Search the data for the string "marker" and gather each line it is in.

◆ ◆ ◆

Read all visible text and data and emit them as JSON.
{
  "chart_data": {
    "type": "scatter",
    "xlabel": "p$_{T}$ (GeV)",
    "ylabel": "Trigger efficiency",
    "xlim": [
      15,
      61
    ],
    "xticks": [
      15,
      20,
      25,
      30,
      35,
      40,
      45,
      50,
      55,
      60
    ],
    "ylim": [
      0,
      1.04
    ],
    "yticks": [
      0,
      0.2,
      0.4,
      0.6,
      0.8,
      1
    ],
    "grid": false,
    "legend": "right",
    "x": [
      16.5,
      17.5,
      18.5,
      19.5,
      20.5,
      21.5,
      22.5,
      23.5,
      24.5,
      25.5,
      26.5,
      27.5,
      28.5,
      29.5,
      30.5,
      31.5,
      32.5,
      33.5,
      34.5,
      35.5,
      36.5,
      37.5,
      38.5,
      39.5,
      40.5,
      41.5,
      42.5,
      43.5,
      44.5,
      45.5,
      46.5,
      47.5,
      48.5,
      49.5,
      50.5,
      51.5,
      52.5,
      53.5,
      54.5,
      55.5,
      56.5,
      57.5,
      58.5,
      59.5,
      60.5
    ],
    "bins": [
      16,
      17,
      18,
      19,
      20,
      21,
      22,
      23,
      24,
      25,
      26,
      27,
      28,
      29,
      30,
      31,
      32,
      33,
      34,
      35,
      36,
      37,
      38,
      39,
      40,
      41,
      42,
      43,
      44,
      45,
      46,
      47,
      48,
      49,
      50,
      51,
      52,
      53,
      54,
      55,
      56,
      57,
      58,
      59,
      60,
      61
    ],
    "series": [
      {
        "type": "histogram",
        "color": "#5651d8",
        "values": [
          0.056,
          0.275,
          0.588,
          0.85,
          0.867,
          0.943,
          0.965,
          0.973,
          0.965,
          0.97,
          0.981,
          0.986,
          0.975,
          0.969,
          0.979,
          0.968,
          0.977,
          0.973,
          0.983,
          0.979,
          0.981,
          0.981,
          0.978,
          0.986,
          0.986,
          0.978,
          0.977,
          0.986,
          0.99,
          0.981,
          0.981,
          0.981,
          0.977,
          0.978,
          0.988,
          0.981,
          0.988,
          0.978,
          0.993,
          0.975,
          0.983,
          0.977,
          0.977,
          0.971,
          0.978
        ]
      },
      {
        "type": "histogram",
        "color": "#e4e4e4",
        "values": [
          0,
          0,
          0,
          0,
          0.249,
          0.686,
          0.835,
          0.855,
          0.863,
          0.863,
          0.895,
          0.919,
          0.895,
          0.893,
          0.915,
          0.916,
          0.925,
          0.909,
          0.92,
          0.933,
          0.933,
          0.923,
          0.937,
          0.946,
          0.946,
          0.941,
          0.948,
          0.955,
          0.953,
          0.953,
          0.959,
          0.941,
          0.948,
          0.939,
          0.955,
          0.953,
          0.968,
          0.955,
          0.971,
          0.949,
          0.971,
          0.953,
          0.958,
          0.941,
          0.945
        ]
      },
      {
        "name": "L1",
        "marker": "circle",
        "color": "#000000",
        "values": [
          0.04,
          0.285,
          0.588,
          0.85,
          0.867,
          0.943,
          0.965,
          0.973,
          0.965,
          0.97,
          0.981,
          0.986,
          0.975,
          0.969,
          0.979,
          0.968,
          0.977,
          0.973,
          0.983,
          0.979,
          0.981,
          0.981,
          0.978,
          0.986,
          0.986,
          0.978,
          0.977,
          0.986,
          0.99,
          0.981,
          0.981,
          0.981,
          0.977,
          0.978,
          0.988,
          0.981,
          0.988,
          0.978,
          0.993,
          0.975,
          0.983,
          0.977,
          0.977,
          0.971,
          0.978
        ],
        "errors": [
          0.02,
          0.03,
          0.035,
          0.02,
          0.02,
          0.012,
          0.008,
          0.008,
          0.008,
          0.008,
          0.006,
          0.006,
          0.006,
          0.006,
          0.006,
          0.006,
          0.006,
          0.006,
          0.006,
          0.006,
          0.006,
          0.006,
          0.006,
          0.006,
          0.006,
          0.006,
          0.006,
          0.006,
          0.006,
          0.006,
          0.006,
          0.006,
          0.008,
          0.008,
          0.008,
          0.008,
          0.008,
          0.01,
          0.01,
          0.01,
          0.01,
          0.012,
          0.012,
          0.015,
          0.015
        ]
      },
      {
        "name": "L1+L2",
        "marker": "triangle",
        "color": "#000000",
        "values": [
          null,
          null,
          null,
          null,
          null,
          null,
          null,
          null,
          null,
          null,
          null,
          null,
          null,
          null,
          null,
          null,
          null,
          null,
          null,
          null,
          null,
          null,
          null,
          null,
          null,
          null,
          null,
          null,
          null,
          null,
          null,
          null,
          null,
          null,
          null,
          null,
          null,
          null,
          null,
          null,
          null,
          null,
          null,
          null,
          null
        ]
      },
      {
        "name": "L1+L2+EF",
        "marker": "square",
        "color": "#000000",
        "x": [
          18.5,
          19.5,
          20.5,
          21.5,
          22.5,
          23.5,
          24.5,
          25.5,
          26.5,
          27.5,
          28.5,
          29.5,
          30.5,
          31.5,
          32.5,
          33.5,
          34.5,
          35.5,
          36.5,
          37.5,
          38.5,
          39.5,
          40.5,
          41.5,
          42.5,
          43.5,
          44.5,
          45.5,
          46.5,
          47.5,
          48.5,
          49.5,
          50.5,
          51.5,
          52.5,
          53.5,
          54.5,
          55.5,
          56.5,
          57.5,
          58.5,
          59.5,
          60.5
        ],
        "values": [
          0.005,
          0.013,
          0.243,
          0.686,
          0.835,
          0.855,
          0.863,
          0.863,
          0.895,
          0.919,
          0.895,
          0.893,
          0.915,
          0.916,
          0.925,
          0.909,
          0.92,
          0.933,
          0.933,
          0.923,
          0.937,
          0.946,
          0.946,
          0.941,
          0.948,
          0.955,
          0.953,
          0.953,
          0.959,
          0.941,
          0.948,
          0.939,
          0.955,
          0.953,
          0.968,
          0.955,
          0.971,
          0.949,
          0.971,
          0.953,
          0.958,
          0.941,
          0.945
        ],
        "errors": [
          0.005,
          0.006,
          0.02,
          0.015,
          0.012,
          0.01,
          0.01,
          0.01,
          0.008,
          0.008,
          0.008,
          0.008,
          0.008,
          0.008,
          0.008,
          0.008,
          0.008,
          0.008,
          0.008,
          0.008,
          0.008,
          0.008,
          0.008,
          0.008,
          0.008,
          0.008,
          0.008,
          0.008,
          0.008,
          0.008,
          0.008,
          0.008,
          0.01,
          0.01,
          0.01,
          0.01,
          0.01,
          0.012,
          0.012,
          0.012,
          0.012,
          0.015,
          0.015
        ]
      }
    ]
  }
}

◆ ◆ ◆

▶ Final result:
        "marker": "circle",
        "marker": "triangle",
        "marker": "square",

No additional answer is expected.